### Aim
Copy out all lines of the records in which the word "haben" appears.

### Data shown

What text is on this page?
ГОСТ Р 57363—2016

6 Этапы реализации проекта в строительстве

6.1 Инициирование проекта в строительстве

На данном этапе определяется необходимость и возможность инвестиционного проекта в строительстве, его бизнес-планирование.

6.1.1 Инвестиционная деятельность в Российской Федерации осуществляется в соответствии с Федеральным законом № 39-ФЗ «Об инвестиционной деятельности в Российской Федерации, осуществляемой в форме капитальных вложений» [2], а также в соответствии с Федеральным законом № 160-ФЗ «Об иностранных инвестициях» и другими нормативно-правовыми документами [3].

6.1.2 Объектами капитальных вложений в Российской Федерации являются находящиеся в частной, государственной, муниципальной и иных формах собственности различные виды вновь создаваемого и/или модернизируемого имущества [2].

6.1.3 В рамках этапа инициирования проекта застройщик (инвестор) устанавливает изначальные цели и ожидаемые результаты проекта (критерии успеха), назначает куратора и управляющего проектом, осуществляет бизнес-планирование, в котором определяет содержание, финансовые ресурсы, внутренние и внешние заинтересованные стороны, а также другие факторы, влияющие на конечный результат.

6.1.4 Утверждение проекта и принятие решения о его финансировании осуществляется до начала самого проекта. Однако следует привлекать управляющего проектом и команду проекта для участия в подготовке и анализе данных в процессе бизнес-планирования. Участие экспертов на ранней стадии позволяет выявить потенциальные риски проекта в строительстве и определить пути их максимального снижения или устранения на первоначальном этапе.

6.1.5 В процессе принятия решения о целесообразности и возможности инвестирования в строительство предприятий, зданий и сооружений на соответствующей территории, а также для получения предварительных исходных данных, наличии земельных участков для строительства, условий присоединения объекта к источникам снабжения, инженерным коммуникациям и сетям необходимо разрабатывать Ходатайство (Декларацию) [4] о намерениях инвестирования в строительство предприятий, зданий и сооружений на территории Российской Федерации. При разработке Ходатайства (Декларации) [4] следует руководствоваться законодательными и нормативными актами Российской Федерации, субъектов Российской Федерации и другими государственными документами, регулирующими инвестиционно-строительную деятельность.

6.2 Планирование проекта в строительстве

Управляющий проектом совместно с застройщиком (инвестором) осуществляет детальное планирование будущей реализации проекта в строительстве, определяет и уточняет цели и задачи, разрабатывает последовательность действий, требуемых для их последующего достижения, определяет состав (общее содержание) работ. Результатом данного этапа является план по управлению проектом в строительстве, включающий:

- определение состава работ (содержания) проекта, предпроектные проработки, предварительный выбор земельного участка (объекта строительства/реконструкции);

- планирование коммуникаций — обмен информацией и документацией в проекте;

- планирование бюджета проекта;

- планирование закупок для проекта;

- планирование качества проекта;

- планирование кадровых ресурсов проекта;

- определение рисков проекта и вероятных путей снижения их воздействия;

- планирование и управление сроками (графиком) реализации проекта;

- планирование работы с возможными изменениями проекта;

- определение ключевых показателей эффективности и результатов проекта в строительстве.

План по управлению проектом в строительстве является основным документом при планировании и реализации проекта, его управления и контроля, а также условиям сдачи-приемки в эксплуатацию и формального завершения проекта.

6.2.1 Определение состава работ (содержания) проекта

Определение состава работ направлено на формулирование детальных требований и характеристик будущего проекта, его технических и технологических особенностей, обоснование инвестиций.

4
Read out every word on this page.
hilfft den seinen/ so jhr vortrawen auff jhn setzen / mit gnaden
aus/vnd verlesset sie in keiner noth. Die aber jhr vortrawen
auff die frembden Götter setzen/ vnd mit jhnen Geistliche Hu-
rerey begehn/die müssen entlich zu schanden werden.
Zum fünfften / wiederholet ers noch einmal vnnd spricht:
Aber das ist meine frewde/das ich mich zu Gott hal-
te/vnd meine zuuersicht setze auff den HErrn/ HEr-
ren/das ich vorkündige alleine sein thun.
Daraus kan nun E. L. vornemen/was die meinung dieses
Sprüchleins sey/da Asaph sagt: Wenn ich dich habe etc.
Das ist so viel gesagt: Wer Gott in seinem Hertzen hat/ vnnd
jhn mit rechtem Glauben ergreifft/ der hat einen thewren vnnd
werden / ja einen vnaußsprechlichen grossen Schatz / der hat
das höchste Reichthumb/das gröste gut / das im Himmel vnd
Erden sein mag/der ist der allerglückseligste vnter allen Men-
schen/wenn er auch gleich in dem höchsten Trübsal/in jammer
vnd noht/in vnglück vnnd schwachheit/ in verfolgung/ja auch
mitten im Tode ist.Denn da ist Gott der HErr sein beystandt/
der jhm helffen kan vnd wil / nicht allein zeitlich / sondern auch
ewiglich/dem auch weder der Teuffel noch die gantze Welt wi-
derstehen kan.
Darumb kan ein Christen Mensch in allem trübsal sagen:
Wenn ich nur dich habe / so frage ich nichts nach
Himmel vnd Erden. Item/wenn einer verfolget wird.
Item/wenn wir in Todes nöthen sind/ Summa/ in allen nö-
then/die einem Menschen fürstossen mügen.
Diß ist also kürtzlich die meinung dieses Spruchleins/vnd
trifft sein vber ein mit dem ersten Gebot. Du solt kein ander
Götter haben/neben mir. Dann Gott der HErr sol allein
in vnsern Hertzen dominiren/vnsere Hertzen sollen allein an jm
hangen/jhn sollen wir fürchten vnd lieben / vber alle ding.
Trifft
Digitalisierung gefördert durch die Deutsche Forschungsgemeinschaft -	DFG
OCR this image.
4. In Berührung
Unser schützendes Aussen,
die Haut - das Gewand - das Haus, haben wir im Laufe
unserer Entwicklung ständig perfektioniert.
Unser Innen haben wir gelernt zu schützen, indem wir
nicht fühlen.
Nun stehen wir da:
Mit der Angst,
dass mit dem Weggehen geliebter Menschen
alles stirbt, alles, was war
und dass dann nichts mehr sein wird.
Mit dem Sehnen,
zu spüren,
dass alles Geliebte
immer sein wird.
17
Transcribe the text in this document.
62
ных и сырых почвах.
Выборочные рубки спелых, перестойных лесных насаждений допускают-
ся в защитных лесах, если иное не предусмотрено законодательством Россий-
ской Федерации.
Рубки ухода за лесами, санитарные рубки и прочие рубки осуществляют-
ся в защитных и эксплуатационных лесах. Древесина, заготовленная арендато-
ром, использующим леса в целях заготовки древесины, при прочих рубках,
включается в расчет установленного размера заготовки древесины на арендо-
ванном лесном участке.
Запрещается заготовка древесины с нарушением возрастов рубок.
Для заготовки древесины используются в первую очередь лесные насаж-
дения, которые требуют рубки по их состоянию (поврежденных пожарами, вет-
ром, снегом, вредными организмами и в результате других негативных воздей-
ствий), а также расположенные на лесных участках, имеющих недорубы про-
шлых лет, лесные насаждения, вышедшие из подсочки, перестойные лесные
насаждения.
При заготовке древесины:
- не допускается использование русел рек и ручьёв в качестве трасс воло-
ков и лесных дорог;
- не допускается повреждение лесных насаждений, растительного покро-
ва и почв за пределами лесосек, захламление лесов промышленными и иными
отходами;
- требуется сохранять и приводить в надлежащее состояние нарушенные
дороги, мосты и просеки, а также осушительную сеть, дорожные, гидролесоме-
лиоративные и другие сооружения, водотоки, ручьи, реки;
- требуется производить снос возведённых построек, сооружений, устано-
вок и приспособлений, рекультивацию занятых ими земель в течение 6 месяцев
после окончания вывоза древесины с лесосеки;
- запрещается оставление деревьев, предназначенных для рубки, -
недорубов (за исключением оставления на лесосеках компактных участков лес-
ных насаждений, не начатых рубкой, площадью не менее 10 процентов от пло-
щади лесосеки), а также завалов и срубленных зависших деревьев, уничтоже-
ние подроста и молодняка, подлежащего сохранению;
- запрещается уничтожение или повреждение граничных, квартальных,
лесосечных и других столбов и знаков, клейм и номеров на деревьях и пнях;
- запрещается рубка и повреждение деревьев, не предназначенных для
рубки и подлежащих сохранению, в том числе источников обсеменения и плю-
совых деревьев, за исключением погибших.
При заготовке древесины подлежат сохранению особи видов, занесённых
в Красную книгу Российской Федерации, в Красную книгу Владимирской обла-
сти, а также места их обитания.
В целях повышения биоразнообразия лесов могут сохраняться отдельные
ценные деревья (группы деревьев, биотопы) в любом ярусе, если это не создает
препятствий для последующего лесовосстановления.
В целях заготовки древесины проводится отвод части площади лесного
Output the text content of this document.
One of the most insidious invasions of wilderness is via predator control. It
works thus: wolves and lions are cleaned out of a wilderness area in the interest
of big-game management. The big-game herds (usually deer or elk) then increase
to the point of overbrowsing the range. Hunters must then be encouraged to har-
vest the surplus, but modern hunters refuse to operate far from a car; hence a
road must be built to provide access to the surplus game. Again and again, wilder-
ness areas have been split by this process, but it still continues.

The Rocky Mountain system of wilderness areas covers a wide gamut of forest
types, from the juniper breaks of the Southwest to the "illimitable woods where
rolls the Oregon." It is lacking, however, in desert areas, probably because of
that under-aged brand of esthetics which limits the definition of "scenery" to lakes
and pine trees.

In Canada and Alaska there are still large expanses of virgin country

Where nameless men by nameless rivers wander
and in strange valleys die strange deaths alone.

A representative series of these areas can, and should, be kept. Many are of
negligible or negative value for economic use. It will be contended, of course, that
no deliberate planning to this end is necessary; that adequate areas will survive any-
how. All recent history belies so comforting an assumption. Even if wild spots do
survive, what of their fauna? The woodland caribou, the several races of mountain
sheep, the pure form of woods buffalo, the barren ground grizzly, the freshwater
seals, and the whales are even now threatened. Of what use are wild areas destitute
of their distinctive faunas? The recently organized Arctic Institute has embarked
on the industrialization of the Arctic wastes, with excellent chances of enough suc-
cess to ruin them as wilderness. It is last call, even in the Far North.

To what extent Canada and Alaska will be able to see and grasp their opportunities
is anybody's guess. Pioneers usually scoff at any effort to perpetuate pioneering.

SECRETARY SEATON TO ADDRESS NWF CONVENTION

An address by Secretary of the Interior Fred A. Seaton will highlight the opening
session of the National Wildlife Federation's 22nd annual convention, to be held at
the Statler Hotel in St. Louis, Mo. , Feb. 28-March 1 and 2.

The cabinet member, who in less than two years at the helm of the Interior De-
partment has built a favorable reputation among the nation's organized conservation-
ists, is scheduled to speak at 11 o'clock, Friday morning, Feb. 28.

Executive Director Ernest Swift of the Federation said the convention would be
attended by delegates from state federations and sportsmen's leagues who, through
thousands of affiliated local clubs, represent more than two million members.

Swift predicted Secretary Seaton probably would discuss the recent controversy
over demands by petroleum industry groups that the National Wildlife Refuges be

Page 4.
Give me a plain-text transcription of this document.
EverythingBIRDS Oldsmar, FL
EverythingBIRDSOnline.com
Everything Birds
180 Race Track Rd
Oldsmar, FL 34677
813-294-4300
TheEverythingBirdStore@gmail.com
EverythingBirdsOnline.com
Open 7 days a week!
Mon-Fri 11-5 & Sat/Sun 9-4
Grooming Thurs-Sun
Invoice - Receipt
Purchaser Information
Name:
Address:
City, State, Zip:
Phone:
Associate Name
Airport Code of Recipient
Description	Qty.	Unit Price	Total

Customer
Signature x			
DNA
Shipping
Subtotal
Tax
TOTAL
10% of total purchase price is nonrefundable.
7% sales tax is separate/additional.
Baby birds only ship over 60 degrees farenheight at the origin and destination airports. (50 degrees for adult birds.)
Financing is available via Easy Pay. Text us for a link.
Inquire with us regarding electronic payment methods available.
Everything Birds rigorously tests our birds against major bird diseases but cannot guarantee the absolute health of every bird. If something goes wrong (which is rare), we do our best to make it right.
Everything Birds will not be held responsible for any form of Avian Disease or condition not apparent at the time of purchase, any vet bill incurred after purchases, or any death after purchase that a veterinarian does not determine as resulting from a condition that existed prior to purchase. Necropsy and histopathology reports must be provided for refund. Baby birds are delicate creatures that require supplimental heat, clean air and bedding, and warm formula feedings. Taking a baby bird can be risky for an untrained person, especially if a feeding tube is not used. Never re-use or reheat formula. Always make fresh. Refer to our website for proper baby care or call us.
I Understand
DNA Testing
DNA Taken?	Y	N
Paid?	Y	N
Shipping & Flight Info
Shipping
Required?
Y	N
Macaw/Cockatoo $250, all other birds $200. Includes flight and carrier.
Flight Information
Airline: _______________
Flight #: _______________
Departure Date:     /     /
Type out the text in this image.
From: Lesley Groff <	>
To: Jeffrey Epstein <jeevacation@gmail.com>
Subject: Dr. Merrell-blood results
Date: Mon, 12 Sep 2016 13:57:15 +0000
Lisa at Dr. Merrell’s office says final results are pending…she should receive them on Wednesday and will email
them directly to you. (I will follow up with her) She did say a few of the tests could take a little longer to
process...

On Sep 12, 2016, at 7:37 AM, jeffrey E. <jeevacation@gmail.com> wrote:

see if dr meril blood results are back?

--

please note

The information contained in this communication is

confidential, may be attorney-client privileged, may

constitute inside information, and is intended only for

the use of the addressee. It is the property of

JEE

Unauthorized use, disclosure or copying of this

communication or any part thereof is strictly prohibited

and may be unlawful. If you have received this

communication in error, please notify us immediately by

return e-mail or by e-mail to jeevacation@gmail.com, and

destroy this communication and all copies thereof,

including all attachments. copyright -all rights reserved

### Task solution
Götter haben/neben mir. Dann Gott der HErr sol allein
die Haut - das Gewand - das Haus, haben wir im Laufe
Unser Innen haben wir gelernt zu schützen, indem wir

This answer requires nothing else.